Your task:
Copy every line of the data that contains the string "même".

Items from a dataset
___

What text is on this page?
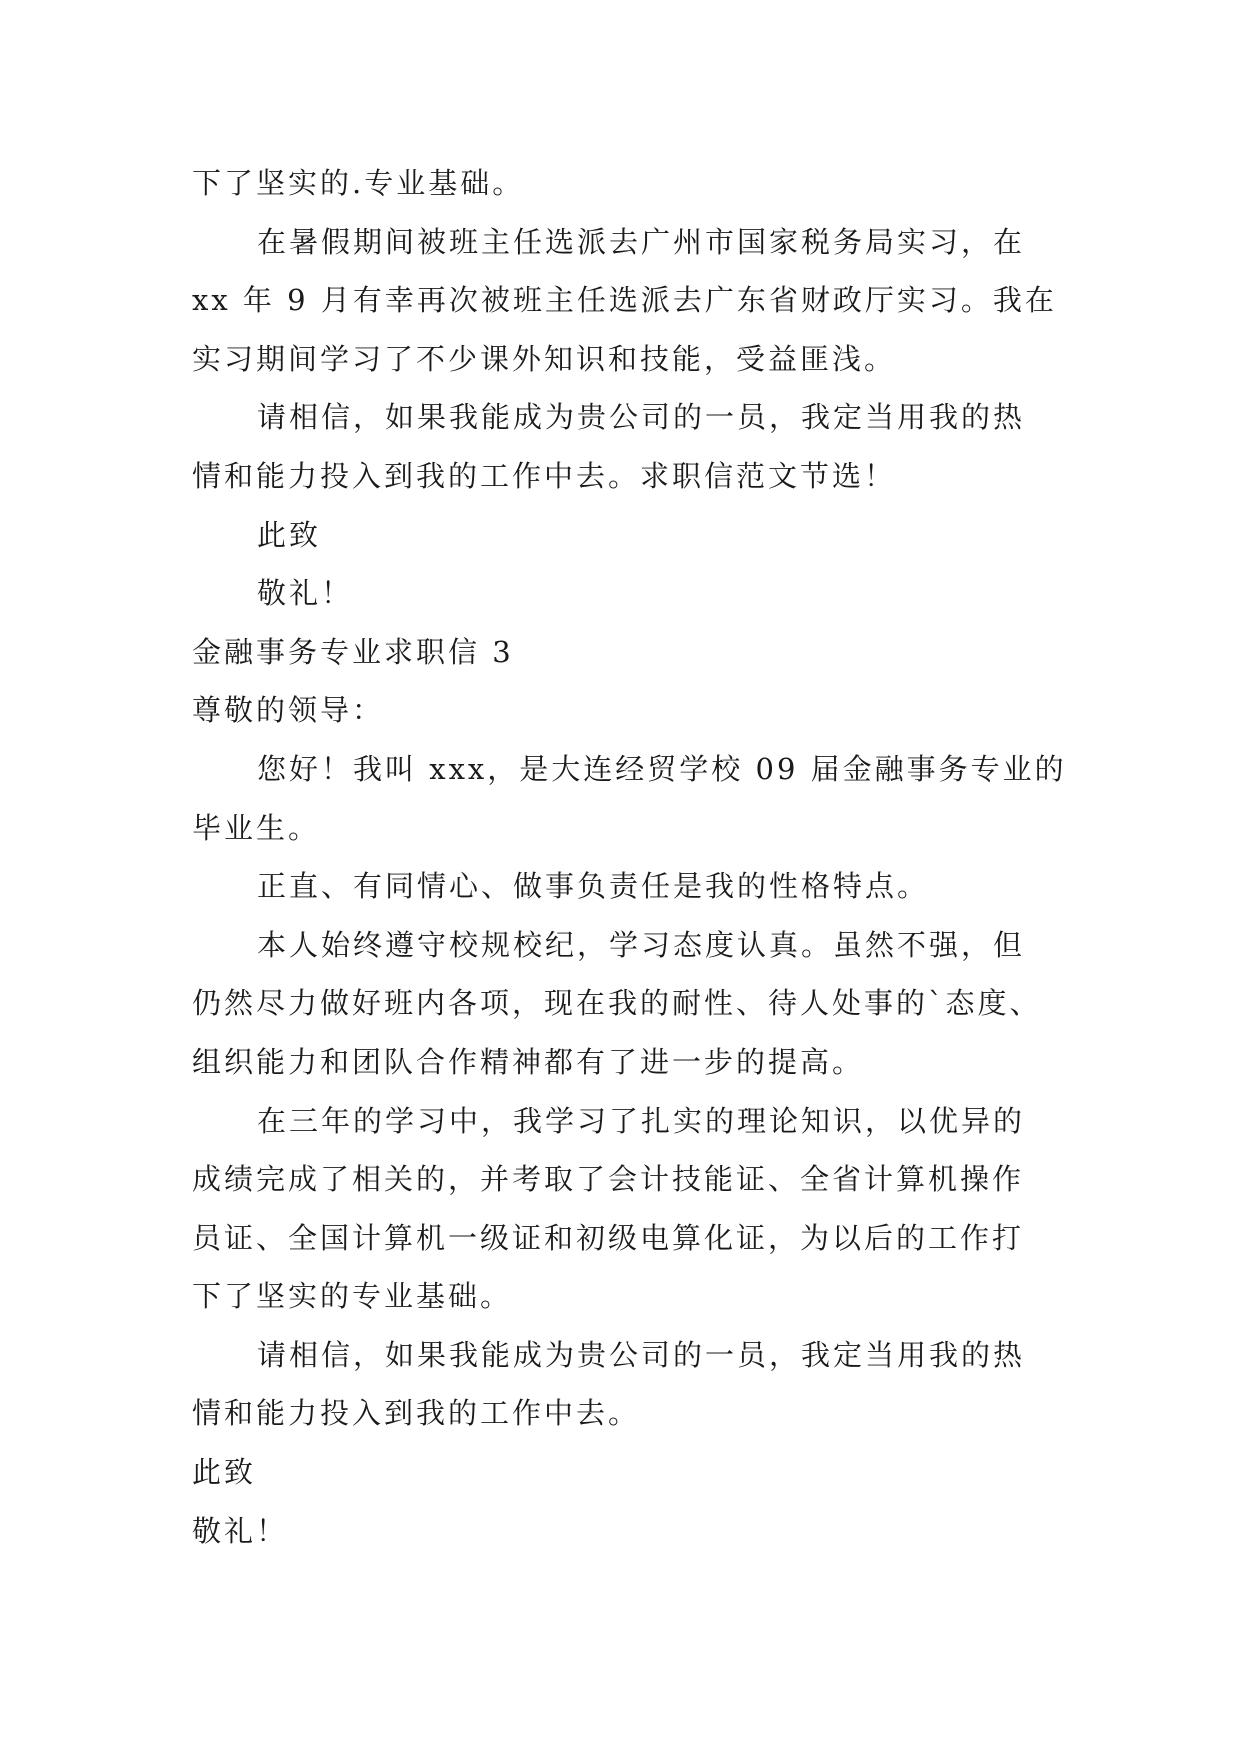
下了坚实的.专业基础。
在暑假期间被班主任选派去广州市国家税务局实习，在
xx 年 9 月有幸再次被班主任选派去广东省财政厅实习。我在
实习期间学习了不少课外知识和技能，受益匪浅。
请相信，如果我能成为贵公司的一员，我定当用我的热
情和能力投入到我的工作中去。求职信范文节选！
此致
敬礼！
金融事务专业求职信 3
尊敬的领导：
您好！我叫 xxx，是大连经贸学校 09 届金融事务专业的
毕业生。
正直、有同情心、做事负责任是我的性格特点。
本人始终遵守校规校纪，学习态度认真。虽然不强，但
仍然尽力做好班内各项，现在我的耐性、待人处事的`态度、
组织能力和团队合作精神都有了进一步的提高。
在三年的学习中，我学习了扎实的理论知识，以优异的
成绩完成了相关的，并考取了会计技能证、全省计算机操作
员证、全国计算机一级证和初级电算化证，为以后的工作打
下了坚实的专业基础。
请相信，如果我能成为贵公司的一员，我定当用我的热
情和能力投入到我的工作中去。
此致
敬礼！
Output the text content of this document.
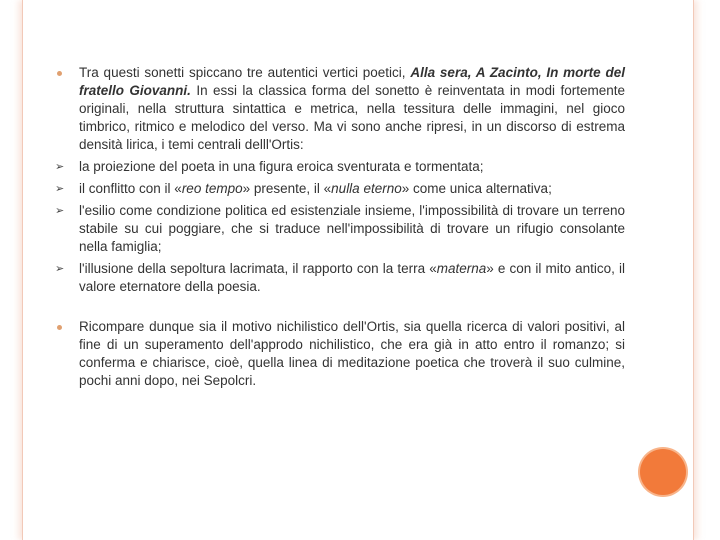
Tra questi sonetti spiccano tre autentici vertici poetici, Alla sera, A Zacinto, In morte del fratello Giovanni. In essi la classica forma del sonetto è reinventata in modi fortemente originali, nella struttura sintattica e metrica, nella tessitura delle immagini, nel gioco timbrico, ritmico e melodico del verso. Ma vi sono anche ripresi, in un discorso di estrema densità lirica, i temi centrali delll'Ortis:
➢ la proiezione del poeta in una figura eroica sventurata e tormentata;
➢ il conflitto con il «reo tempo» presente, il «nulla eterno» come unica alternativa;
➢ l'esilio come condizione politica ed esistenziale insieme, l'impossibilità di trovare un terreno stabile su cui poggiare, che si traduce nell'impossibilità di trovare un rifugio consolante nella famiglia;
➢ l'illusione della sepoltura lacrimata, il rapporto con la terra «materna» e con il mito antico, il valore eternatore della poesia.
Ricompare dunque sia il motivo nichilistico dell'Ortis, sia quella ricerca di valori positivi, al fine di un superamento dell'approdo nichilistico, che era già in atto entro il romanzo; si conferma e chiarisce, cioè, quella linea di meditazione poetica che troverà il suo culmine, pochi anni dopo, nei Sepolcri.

___

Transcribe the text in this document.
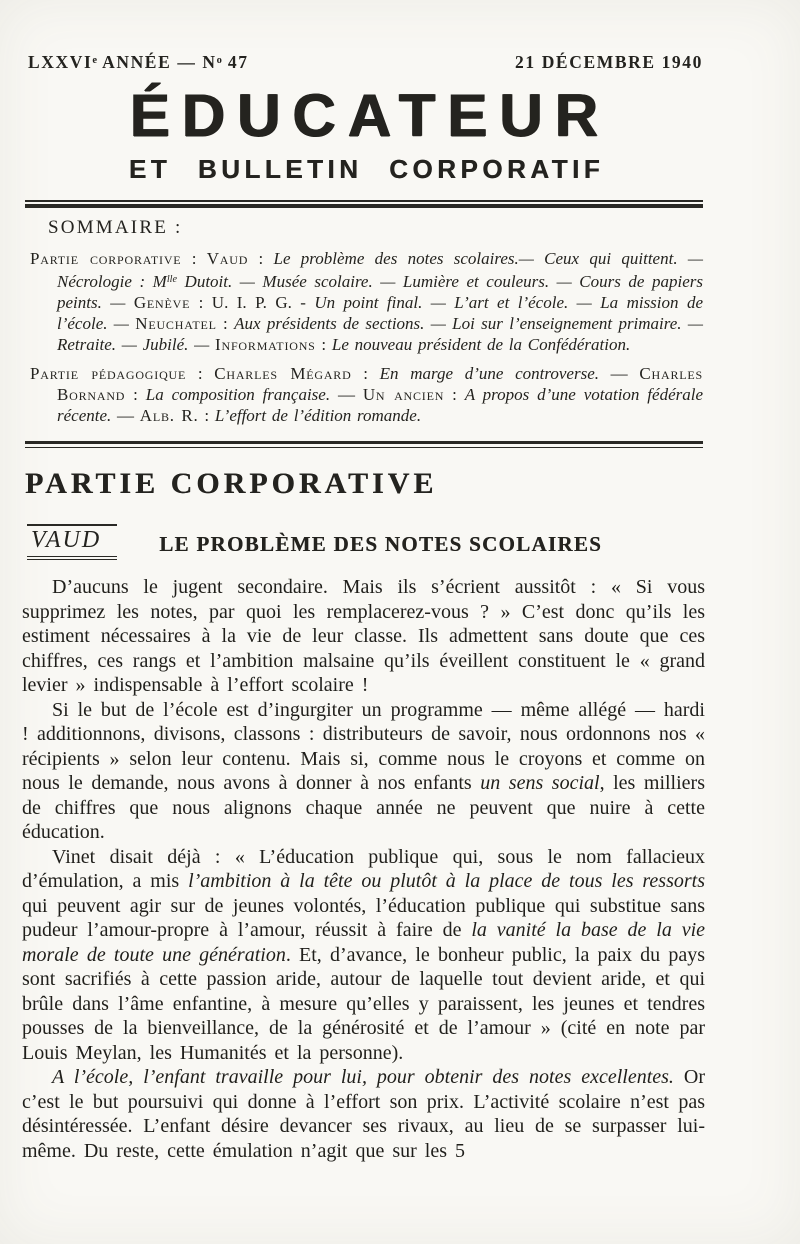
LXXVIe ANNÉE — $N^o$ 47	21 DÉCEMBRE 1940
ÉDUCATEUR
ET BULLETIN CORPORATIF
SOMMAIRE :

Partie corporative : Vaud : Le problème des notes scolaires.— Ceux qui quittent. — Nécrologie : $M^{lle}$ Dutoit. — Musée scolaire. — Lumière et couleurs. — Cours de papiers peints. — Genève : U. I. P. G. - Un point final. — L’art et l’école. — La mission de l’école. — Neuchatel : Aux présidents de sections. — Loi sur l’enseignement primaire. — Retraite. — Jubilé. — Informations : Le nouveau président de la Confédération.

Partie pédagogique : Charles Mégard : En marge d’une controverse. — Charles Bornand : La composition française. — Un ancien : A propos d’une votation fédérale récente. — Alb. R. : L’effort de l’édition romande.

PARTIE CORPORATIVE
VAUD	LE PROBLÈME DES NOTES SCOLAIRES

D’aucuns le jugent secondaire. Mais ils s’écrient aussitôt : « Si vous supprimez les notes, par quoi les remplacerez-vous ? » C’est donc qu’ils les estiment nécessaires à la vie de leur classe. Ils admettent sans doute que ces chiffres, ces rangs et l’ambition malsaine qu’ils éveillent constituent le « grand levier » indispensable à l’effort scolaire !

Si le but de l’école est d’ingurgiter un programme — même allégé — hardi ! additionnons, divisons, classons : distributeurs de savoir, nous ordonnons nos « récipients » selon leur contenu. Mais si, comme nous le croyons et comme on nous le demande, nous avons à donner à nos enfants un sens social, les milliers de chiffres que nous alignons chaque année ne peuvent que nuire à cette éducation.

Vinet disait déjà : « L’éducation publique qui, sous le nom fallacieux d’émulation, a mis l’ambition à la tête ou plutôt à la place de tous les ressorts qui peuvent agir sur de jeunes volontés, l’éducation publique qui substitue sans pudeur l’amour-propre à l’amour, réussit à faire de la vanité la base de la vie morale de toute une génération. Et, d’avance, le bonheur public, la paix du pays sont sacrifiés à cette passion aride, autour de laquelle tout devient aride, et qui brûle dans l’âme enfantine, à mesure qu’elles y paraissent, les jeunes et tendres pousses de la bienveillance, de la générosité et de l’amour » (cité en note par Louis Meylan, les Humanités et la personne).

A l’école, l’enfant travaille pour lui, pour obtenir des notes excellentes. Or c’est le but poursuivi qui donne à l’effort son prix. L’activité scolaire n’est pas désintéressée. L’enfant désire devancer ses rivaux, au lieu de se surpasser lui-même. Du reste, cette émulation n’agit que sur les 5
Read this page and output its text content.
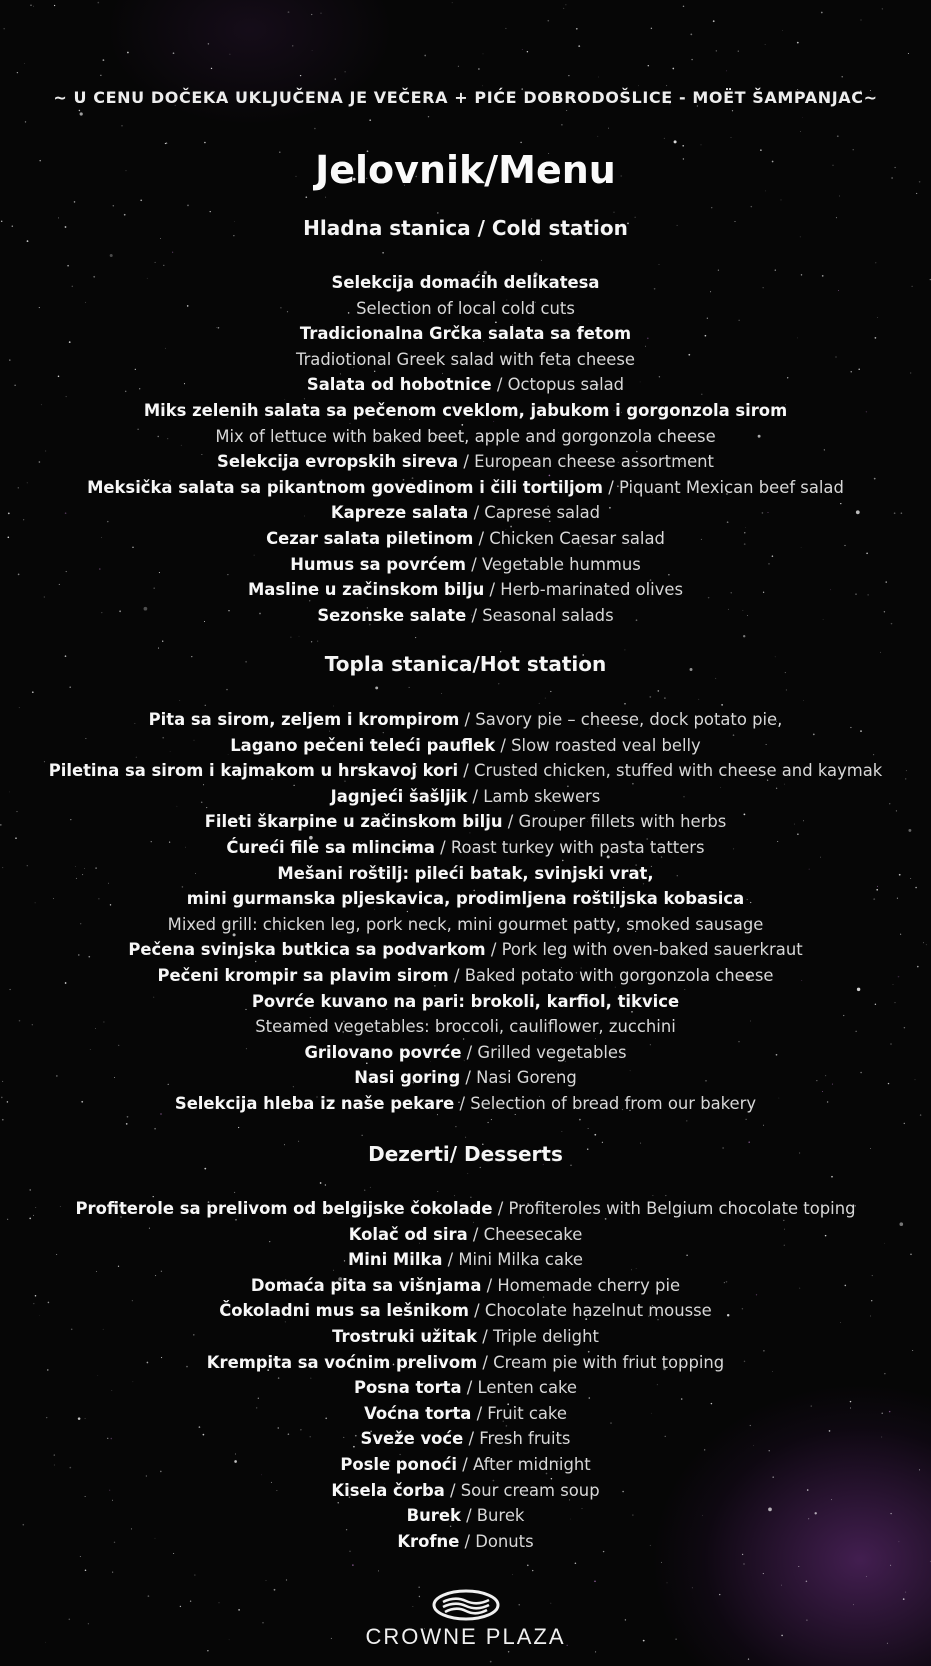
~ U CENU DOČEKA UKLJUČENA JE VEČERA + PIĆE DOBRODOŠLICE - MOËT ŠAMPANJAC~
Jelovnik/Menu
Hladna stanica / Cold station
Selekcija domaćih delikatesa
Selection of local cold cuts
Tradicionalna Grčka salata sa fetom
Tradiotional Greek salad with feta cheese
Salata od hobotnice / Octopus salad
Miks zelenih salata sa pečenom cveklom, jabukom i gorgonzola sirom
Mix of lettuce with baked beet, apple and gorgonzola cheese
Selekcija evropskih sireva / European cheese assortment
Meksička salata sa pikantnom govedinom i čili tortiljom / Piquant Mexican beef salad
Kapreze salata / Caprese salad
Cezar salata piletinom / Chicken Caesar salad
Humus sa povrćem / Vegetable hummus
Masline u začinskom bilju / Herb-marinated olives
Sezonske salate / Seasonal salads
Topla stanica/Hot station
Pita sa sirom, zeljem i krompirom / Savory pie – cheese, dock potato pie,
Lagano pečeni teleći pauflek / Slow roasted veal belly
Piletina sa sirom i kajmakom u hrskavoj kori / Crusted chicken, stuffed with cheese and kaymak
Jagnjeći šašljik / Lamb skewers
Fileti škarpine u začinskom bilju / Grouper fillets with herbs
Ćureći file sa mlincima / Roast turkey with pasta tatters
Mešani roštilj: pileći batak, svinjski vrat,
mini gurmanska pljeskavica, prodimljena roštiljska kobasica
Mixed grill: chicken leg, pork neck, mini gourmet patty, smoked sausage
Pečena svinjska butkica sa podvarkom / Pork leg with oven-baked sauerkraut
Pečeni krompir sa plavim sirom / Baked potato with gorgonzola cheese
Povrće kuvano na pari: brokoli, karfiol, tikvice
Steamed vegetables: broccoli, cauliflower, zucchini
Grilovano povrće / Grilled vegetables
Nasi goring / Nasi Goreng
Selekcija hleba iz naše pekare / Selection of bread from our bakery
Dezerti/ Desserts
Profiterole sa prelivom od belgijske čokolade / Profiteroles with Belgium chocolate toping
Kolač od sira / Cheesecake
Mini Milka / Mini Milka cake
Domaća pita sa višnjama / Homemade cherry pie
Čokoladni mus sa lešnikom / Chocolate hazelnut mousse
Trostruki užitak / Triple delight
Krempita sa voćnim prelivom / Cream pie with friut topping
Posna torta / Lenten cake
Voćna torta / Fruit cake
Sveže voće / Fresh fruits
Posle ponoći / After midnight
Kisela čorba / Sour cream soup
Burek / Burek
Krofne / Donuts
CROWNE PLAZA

___

Output:
Si le but de l’école est d’ingurgiter un programme — même allégé — hardi ! additionnons, divisons, classons : distributeurs de savoir, nous ordonnons nos « récipients » selon leur contenu. Mais si, comme nous le croyons et comme on nous le demande, nous avons à donner à nos enfants un sens social, les milliers de chiffres que nous alignons chaque année ne peuvent que nuire à cette éducation.
A l’école, l’enfant travaille pour lui, pour obtenir des notes excellentes. Or c’est le but poursuivi qui donne à l’effort son prix. L’activité scolaire n’est pas désintéressée. L’enfant désire devancer ses rivaux, au lieu de se surpasser lui-même. Du reste, cette émulation n’agit que sur les 5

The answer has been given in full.